- _Requirement_: Of the lines in this material, how many contain "December"? Answer with a single number only.

- _Data shown_:
--

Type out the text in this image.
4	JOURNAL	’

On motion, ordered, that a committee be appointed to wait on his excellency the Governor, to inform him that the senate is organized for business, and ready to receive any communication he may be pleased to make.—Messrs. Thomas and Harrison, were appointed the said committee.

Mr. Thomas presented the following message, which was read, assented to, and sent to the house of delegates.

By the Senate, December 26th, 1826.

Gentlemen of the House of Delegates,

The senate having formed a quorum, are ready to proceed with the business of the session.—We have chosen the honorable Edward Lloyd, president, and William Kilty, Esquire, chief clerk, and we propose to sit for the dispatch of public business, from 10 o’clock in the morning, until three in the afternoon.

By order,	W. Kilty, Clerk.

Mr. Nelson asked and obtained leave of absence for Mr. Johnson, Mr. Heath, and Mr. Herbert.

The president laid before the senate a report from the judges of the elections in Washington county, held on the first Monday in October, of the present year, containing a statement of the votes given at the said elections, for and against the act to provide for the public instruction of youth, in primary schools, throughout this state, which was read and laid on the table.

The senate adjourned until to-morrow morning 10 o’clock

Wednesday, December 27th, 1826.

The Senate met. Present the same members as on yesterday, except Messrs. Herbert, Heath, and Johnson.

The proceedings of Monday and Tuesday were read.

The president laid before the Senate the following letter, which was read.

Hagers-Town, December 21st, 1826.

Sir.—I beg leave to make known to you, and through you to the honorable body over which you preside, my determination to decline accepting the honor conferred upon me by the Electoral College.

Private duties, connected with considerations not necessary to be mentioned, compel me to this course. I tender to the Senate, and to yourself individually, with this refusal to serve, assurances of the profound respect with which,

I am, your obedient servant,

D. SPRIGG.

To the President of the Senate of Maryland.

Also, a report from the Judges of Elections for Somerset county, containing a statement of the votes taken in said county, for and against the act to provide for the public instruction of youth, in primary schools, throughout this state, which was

--

- _Result of this task_: 3